DIRECTION = Copy the items verbatim, beginning at the line that contains "toggle-label: WEEK — [1746, 60, 1798, 80]" and stopping after the line that contains "point — [245, 1337, 257, 1349]".

THE RECORDS =
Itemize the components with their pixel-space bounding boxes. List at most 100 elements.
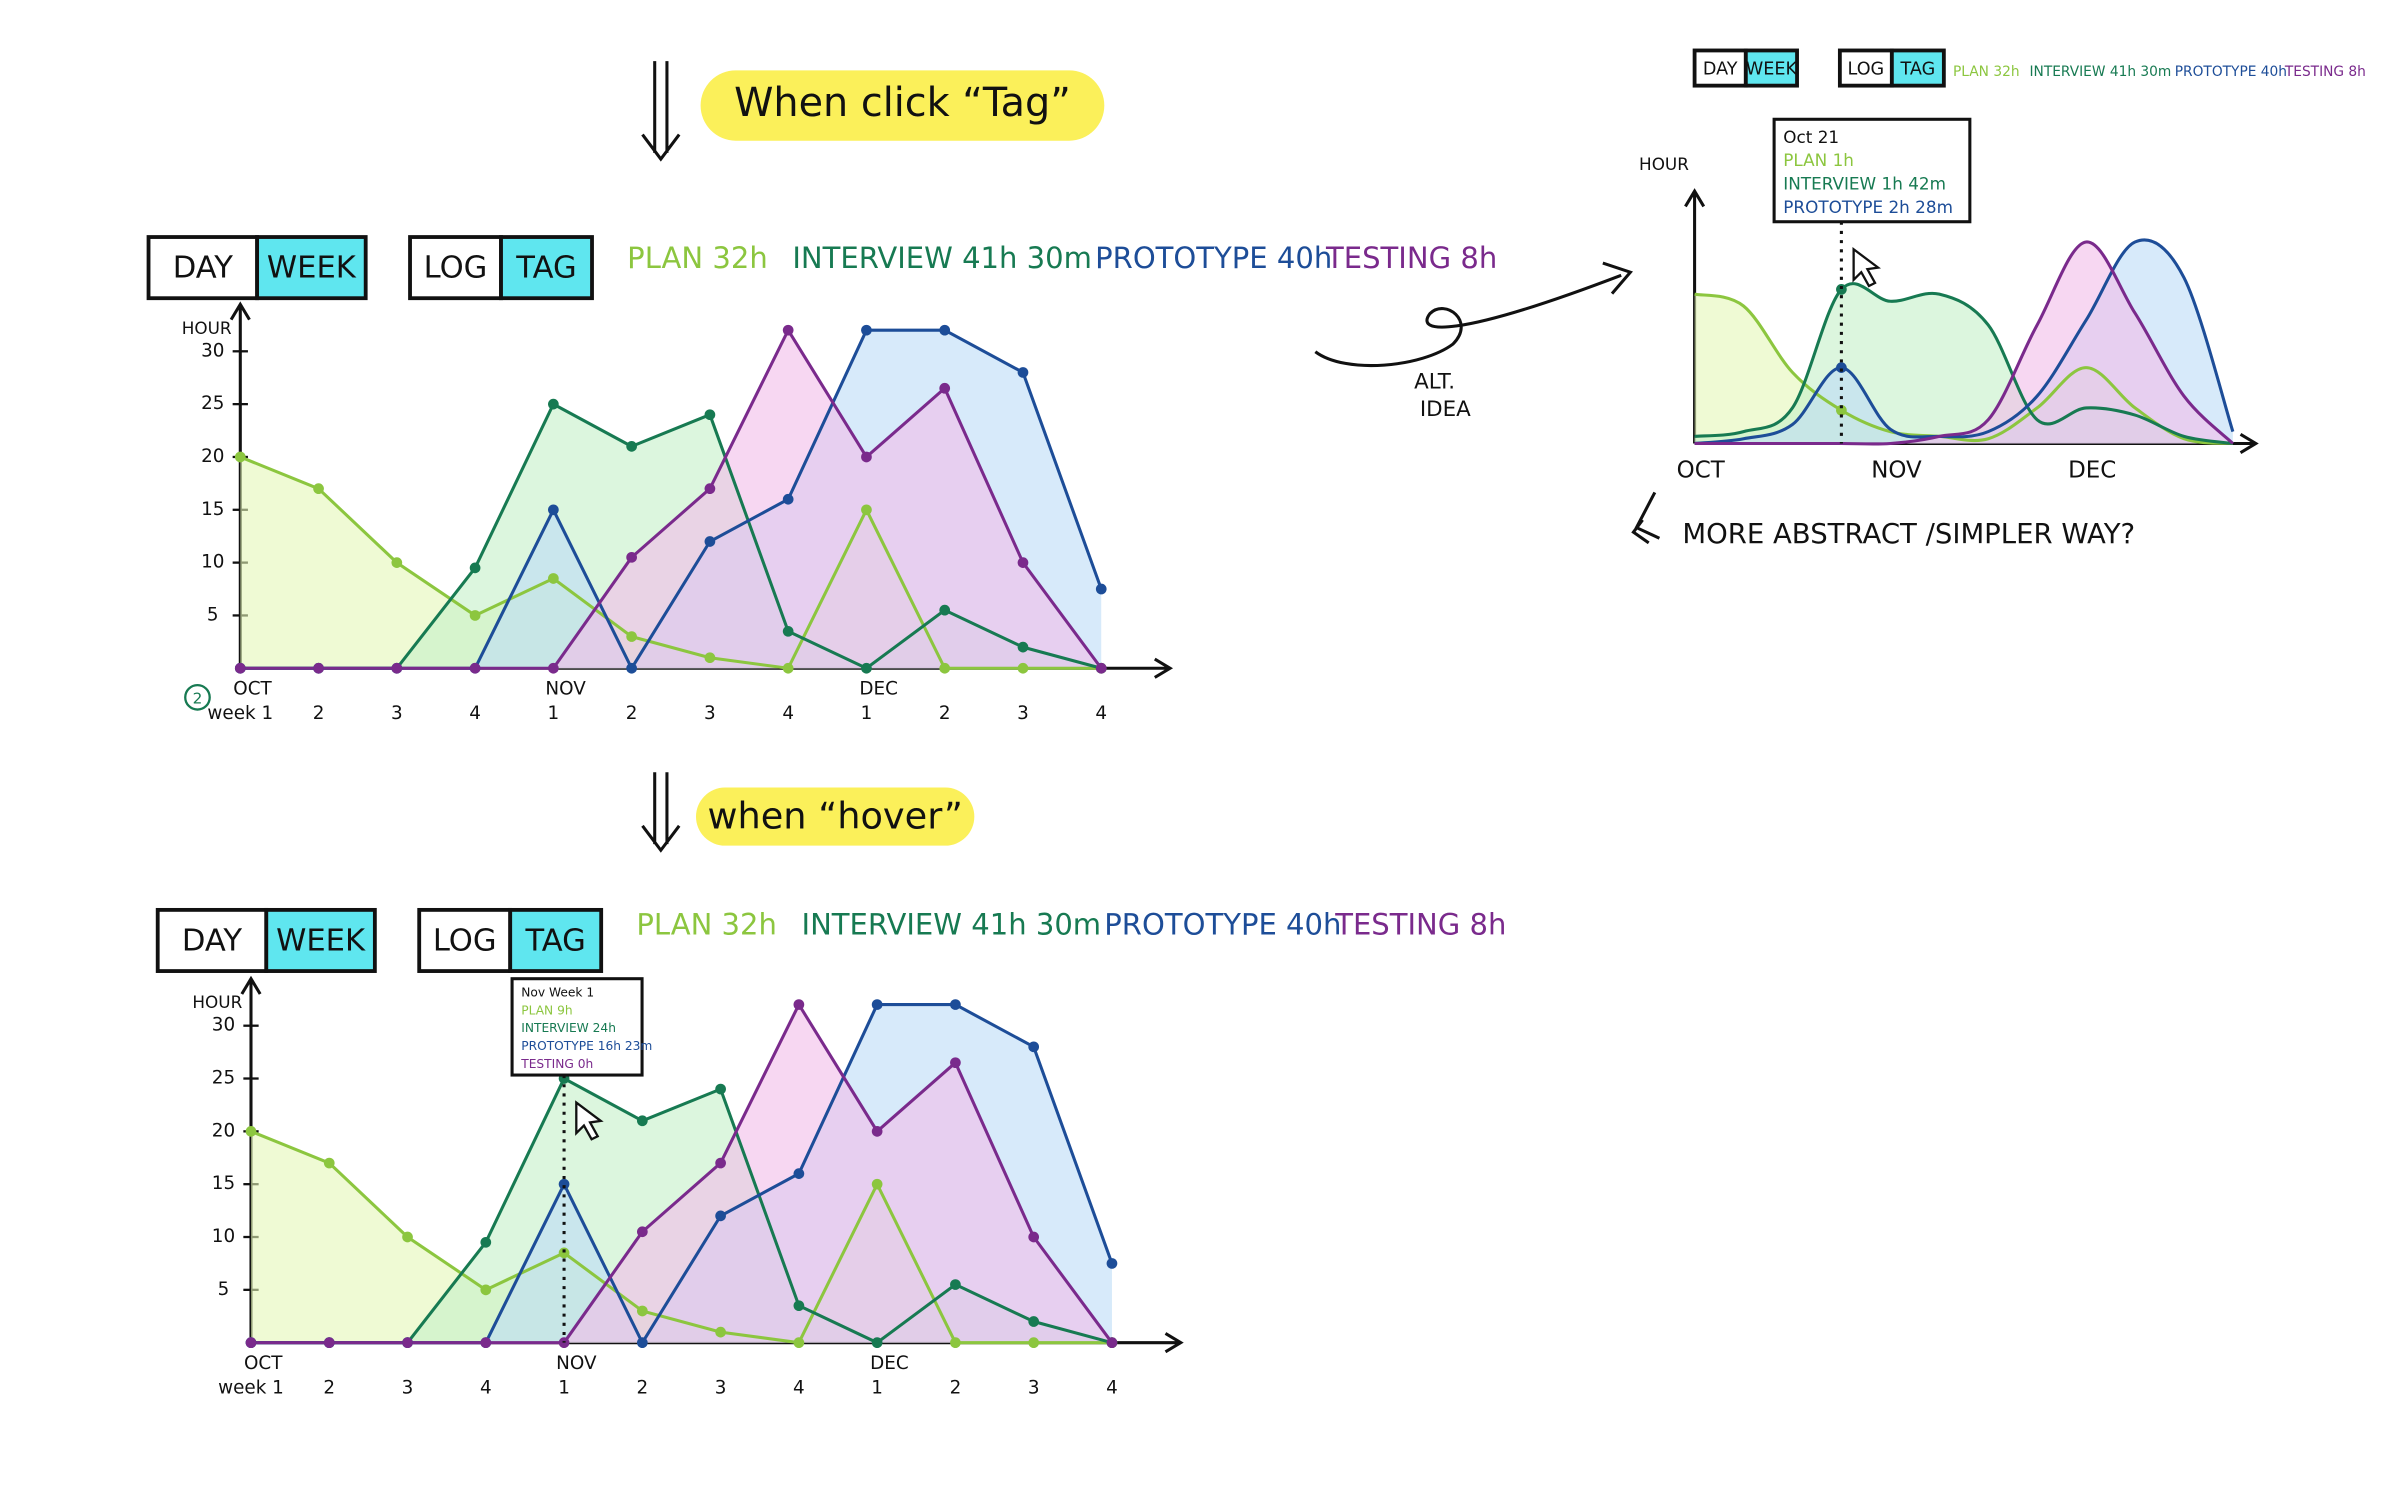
toggle-label: WEEK — [1746, 60, 1798, 80]
x-tick-label: 4 — [1106, 1378, 1118, 1399]
x-tick-label: 4 — [793, 1378, 805, 1399]
point — [234, 451, 246, 463]
month-label: DEC — [859, 679, 898, 700]
toggle-group: DAY WEEK — [146, 235, 368, 301]
toggle[interactable] — [155, 907, 269, 973]
point — [939, 324, 951, 336]
point — [245, 1337, 257, 1349]
point — [480, 1284, 492, 1296]
highlight — [700, 70, 1105, 141]
point — [469, 562, 481, 574]
area — [1694, 241, 2233, 445]
chart: DAY WEEK LOG TAG PLAN 32h INTERVIEW 41h 30m PR… — [155, 907, 1506, 1399]
legend-entry: PROTOTYPE 40h — [1095, 241, 1332, 275]
y-tick-label: 25 — [212, 1068, 235, 1089]
point — [861, 504, 872, 516]
point — [1028, 1316, 1040, 1327]
x-tick-label: 1 — [861, 703, 873, 724]
point — [323, 1337, 335, 1349]
toggle-label: TAG — [524, 924, 585, 959]
badge-circle — [184, 683, 211, 711]
point — [1017, 641, 1029, 653]
y-tick-label: 20 — [201, 446, 224, 467]
legend-entry: INTERVIEW 41h 30m — [792, 241, 1092, 275]
line — [250, 1001, 1114, 1345]
toggle-group: LOG TAG — [1837, 48, 1946, 88]
toggle-active[interactable] — [255, 235, 368, 301]
toggle-active[interactable] — [1889, 48, 1946, 88]
toggle-group: LOG TAG — [417, 907, 604, 973]
toggle-label: TAG — [515, 251, 576, 286]
x-tick-label: 3 — [391, 703, 403, 724]
point — [1028, 1231, 1040, 1243]
toggle-active[interactable] — [264, 907, 377, 973]
toggle-label: DAY — [1703, 60, 1738, 80]
legend-entry: PROTOTYPE 40h — [1104, 908, 1341, 942]
point — [391, 557, 403, 568]
toggle-label: DAY — [182, 924, 243, 959]
month-label: OCT — [244, 1353, 283, 1374]
point — [480, 1236, 492, 1248]
toggle-active[interactable] — [499, 235, 594, 301]
x-tick-label: 2 — [939, 703, 951, 724]
toggle-active[interactable] — [508, 907, 604, 973]
point — [1106, 1337, 1118, 1349]
point — [245, 1126, 257, 1137]
point — [234, 662, 246, 674]
alt-annotation: ALT. IDEA — [1314, 261, 1634, 422]
x-tick-label: 1 — [871, 1378, 883, 1399]
point — [704, 652, 716, 664]
x-tick-label: NOV — [1871, 458, 1922, 484]
tooltip-box — [1772, 117, 1972, 224]
point — [939, 604, 951, 616]
point — [871, 1126, 883, 1137]
tooltip: Oct 21 PLAN 1h INTERVIEW 1h 42m PROTOTYPE 2… — [1772, 117, 1972, 444]
highlight — [696, 787, 975, 846]
point — [871, 1178, 883, 1190]
legend-entry: TESTING 8h — [1325, 241, 1497, 275]
hover-point — [1836, 404, 1847, 416]
point — [626, 631, 637, 642]
x-tick-label: 4 — [480, 1378, 492, 1399]
point — [861, 324, 872, 336]
x-tick-label: 3 — [715, 1378, 727, 1399]
point — [1095, 583, 1107, 595]
legend-entry: PLAN 32h — [1953, 64, 2020, 80]
legend-entry: TESTING 8h — [1334, 908, 1506, 942]
point — [313, 483, 324, 495]
tooltip-line: PROTOTYPE 16h 23m — [521, 1039, 652, 1053]
annotation-text: when “hover” — [707, 795, 962, 838]
x-tick-label: 1 — [548, 703, 560, 724]
toggle[interactable] — [408, 235, 503, 301]
point — [704, 409, 716, 421]
point — [793, 1168, 805, 1179]
toggle[interactable] — [146, 235, 260, 301]
point — [402, 1337, 413, 1349]
month-label: OCT — [233, 679, 272, 700]
toggle-active[interactable] — [1743, 48, 1799, 88]
point — [861, 451, 872, 463]
tooltip-title: Nov Week 1 — [521, 985, 594, 999]
point — [636, 1337, 648, 1349]
point — [1028, 1041, 1040, 1053]
toggle-label: LOG — [424, 251, 488, 286]
legend-entry: PROTOTYPE 40h — [2175, 64, 2287, 80]
point — [704, 536, 716, 547]
point — [626, 441, 637, 452]
tooltip-line: INTERVIEW 1h 42m — [1783, 173, 1946, 193]
point — [1017, 367, 1029, 378]
tooltip-line: TESTING 0h — [520, 1057, 593, 1071]
point — [313, 662, 324, 674]
toggle[interactable] — [1692, 48, 1748, 88]
point — [636, 1226, 648, 1238]
y-tick-label: 5 — [218, 1279, 230, 1300]
toggle-label: WEEK — [267, 251, 357, 286]
point — [950, 999, 961, 1010]
y-axis-label: HOUR — [192, 992, 242, 1012]
tooltip-line: INTERVIEW 24h — [521, 1021, 616, 1035]
point — [548, 573, 559, 584]
y-tick-label: 15 — [201, 499, 224, 520]
cursor — [575, 1100, 604, 1141]
toggle-label: LOG — [433, 924, 497, 959]
line — [1694, 292, 2234, 446]
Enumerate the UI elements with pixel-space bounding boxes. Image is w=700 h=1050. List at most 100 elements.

EXERCISE RESULT =
toggle-label: WEEK — [1746, 60, 1798, 80]
x-tick-label: 4 — [1106, 1378, 1118, 1399]
x-tick-label: 4 — [793, 1378, 805, 1399]
point — [234, 451, 246, 463]
month-label: DEC — [859, 679, 898, 700]
toggle-group: DAY WEEK — [146, 235, 368, 301]
toggle[interactable] — [155, 907, 269, 973]
point — [939, 324, 951, 336]
point — [245, 1337, 257, 1349]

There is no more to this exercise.